WHAT YOU ARE ASKED TO DO
Reproduce the material word for word; the images stay out.
:::
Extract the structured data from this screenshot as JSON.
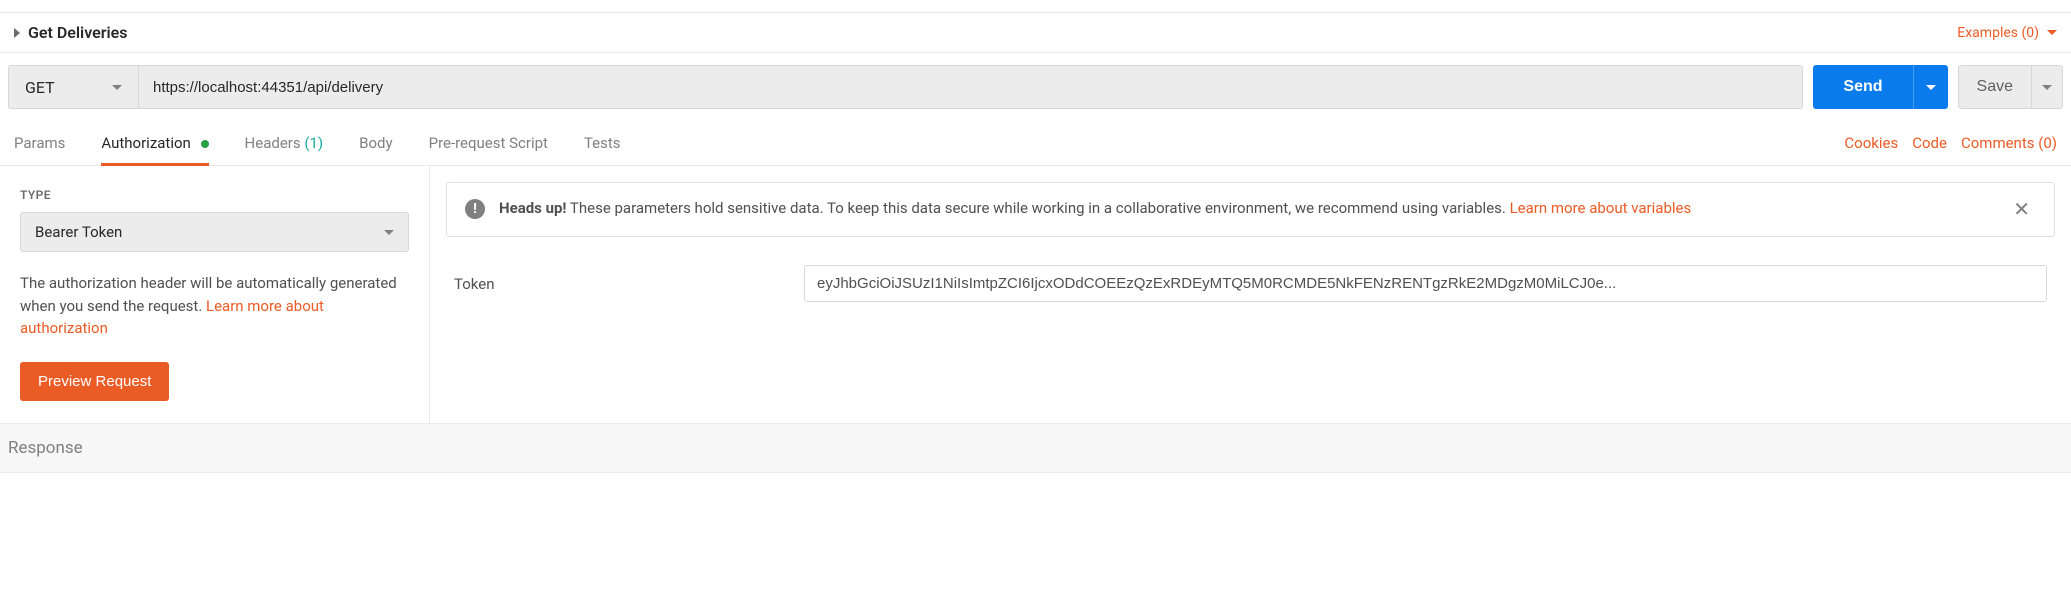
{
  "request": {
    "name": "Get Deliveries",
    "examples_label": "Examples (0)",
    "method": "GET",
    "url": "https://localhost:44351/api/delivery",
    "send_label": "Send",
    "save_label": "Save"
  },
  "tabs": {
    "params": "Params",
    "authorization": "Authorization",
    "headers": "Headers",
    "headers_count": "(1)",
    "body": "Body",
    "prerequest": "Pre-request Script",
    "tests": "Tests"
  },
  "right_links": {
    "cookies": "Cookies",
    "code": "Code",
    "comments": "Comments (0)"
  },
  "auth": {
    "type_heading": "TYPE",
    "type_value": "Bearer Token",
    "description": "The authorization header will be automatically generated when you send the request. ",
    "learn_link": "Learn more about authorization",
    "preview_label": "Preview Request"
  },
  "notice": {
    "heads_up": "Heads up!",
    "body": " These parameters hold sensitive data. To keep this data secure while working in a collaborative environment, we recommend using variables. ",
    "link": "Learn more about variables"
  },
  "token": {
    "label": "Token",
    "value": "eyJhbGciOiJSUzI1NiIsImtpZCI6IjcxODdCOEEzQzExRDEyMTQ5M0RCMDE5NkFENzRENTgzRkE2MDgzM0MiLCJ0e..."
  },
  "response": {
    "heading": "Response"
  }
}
:::
RESULT FOR THIS TASK
Extract the structured data from this screenshot as JSON.
{
  "request": {
    "name": "Get Deliveries",
    "examples_label": "Examples (0)",
    "method": "GET",
    "url": "https://localhost:44351/api/delivery",
    "send_label": "Send",
    "save_label": "Save"
  },
  "tabs": {
    "params": "Params",
    "authorization": "Authorization",
    "headers": "Headers",
    "headers_count": "(1)",
    "body": "Body",
    "prerequest": "Pre-request Script",
    "tests": "Tests"
  },
  "right_links": {
    "cookies": "Cookies",
    "code": "Code",
    "comments": "Comments (0)"
  },
  "auth": {
    "type_heading": "TYPE",
    "type_value": "Bearer Token",
    "description": "The authorization header will be automatically generated when you send the request. ",
    "learn_link": "Learn more about authorization",
    "preview_label": "Preview Request"
  },
  "notice": {
    "heads_up": "Heads up!",
    "body": " These parameters hold sensitive data. To keep this data secure while working in a collaborative environment, we recommend using variables. ",
    "link": "Learn more about variables"
  },
  "token": {
    "label": "Token",
    "value": "eyJhbGciOiJSUzI1NiIsImtpZCI6IjcxODdCOEEzQzExRDEyMTQ5M0RCMDE5NkFENzRENTgzRkE2MDgzM0MiLCJ0e..."
  },
  "response": {
    "heading": "Response"
  }
}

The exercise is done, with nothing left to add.